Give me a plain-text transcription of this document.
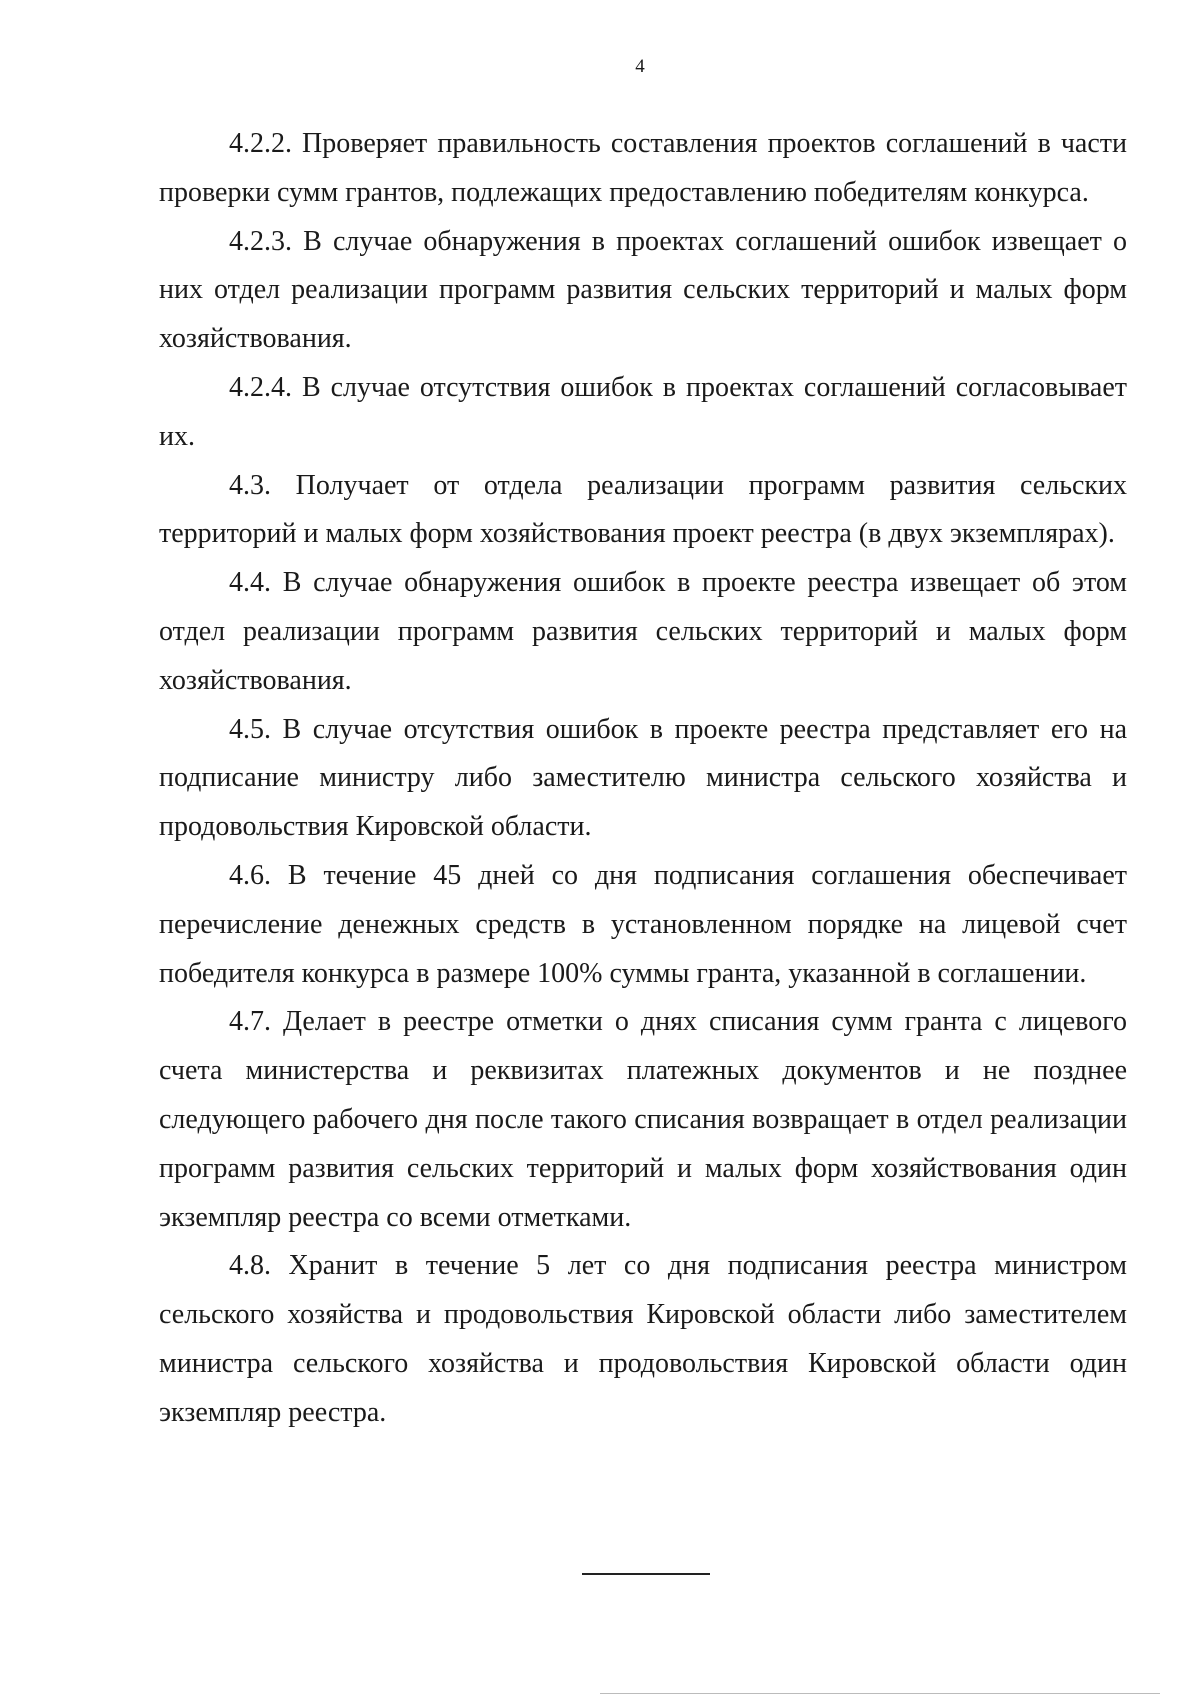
4

4.2.2. Проверяет правильность составления проектов соглашений в части проверки сумм грантов, подлежащих предоставлению победителям конкурса.

4.2.3. В случае обнаружения в проектах соглашений ошибок извещает о них отдел реализации программ развития сельских территорий и малых форм хозяйствования.

4.2.4. В случае отсутствия ошибок в проектах соглашений согласовывает их.

4.3. Получает от отдела реализации программ развития сельских территорий и малых форм хозяйствования проект реестра (в двух экземплярах).

4.4. В случае обнаружения ошибок в проекте реестра извещает об этом отдел реализации программ развития сельских территорий и малых форм хозяйствования.

4.5. В случае отсутствия ошибок в проекте реестра представляет его на подписание министру либо заместителю министра сельского хозяйства и продовольствия Кировской области.

4.6. В течение 45 дней со дня подписания соглашения обеспечивает перечисление денежных средств в установленном порядке на лицевой счет победителя конкурса в размере 100% суммы гранта, указанной в соглашении.

4.7. Делает в реестре отметки о днях списания сумм гранта с лицевого счета министерства и реквизитах платежных документов и не позднее следующего рабочего дня после такого списания возвращает в отдел реализации программ развития сельских территорий и малых форм хозяйствования один экземпляр реестра со всеми отметками.

4.8. Хранит в течение 5 лет со дня подписания реестра министром сельского хозяйства и продовольствия Кировской области либо заместителем министра сельского хозяйства и продовольствия Кировской области один экземпляр реестра.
:::
Go through the records and show every line with the string "отсутствия" in it.

SOLUTION BELOW:
4.2.4. В случае отсутствия ошибок в проектах соглашений согласовывает их.
4.5. В случае отсутствия ошибок в проекте реестра представляет его на подписание министру либо заместителю министра сельского хозяйства и продовольствия Кировской области.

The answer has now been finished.